======== Given data

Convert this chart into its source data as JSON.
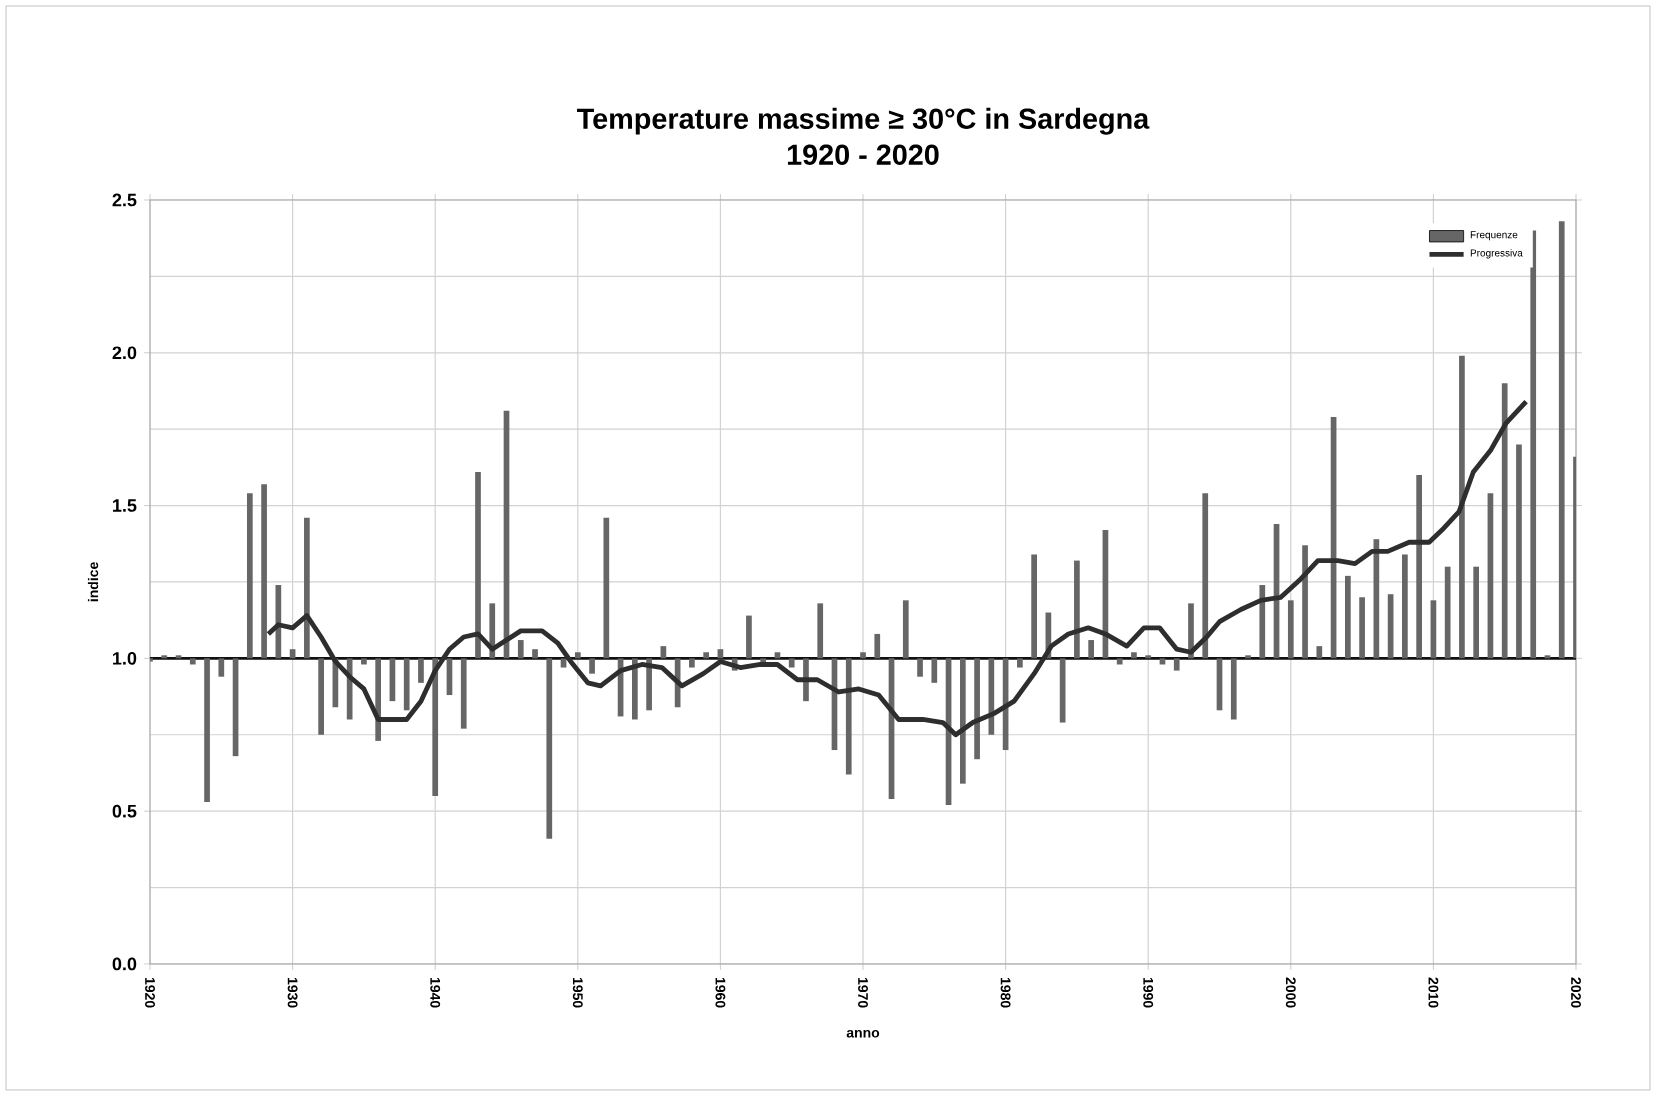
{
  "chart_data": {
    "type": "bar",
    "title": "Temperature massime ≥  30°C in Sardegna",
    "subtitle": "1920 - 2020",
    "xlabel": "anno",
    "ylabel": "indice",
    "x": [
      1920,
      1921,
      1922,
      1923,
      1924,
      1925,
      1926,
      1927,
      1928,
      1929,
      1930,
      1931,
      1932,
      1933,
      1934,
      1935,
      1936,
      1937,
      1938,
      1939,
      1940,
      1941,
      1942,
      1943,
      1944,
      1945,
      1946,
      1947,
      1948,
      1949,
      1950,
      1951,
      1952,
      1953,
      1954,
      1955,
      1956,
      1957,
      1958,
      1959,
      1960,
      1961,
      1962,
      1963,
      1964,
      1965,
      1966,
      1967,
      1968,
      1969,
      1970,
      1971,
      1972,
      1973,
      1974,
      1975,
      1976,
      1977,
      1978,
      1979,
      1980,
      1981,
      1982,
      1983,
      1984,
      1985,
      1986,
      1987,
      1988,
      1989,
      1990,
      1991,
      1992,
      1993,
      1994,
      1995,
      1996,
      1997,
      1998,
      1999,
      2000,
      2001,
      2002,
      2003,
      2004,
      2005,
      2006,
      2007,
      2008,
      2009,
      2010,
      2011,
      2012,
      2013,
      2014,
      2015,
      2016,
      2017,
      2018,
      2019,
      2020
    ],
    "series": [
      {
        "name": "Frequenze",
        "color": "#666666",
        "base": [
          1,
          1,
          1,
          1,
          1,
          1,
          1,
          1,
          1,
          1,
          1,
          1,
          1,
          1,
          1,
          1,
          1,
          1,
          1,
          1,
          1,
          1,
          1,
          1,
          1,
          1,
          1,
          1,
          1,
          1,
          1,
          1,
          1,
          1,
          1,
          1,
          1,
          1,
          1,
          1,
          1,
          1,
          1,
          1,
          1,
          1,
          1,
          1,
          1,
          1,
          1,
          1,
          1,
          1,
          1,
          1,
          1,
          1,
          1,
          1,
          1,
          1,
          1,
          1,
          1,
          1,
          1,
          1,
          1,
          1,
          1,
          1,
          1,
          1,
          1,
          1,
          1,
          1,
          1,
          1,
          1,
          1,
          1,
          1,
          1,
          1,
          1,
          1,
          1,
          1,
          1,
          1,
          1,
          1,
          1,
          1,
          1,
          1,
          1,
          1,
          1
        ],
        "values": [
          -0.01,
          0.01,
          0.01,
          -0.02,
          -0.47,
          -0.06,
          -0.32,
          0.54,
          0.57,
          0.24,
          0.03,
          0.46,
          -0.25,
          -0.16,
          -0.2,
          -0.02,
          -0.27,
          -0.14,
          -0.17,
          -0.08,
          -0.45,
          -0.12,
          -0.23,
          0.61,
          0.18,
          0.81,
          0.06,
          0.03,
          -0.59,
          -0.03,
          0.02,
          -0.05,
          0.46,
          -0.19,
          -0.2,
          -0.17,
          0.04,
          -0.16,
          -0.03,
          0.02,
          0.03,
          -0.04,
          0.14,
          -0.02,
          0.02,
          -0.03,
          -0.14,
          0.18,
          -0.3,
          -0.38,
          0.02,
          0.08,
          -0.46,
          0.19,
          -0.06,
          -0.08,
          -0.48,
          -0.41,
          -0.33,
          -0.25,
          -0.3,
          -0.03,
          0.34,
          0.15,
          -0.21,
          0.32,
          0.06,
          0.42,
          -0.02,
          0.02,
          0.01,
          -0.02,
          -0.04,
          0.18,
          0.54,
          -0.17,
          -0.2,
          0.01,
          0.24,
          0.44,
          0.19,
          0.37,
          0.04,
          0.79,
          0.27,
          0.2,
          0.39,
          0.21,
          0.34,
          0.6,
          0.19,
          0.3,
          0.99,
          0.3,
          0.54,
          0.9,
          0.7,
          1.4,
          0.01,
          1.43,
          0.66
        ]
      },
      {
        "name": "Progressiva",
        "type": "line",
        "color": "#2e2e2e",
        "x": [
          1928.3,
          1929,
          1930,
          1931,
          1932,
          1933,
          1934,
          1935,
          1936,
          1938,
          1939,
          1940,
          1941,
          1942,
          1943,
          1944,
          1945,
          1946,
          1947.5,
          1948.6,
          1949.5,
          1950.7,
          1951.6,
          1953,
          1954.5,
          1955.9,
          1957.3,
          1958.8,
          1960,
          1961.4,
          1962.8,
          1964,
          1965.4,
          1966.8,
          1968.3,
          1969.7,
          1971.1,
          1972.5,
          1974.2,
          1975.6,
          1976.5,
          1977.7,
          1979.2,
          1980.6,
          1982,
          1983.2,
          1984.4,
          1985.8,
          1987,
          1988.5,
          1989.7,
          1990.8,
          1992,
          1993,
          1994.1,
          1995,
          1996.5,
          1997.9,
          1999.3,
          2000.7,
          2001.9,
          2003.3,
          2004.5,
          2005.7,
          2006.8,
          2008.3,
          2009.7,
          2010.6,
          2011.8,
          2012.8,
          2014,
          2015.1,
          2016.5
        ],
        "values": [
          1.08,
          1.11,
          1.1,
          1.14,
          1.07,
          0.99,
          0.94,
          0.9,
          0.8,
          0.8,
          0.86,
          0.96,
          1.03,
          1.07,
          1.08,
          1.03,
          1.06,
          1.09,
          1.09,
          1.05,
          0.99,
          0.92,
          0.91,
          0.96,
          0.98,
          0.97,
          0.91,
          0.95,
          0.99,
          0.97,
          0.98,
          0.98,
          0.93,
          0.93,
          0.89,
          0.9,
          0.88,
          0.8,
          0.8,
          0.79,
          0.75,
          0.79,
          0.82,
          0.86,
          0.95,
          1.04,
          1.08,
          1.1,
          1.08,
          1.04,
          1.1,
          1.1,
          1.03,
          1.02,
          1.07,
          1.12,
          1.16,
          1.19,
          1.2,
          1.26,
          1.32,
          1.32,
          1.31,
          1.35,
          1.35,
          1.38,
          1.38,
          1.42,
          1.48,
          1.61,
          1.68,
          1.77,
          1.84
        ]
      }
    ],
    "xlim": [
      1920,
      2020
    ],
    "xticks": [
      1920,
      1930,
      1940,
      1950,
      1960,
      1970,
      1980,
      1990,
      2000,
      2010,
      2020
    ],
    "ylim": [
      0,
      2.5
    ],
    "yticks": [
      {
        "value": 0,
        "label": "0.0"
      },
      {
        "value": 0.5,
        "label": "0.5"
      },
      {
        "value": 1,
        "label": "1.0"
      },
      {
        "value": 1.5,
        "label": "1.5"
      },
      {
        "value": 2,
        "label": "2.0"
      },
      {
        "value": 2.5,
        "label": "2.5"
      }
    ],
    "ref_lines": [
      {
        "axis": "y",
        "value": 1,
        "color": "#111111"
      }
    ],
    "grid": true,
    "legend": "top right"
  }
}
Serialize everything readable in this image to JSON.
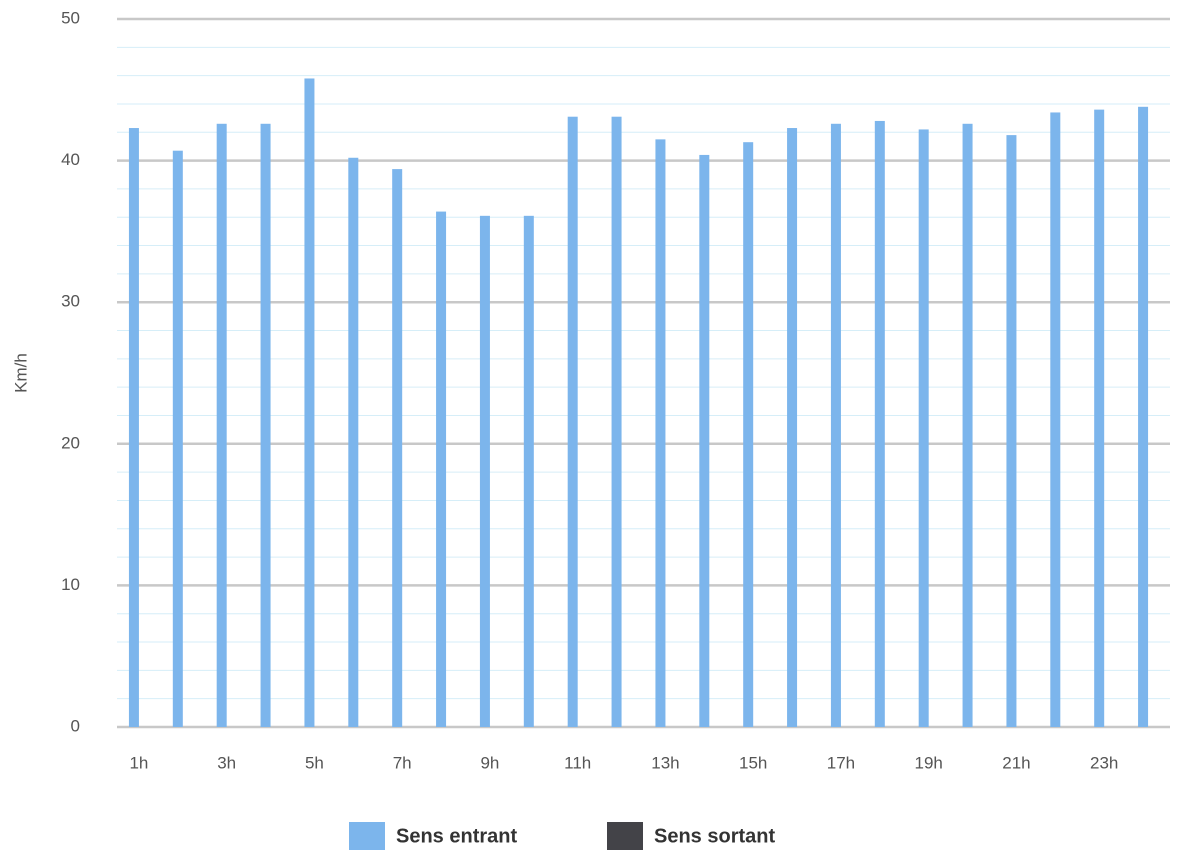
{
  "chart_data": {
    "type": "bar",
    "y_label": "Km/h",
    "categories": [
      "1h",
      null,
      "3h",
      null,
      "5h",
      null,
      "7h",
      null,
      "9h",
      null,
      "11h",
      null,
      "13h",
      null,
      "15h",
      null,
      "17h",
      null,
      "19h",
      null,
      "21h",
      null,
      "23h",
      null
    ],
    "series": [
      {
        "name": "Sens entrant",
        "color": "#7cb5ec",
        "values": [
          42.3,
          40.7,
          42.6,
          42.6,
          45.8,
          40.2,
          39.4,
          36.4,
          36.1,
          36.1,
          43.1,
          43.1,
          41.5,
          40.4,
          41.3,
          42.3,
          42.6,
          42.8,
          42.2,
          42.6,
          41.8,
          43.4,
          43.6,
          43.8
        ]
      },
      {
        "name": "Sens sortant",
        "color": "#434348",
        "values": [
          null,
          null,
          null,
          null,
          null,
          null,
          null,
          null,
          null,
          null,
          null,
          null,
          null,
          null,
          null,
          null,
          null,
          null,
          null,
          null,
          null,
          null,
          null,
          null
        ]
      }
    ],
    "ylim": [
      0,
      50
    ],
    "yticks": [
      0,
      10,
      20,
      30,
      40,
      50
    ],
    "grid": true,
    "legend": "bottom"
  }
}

================

# Task objective
Search the data above for the word "Sens", then gather each line in which it appears.

# Solution for this exercise
        "name": "Sens entrant",
        "name": "Sens sortant",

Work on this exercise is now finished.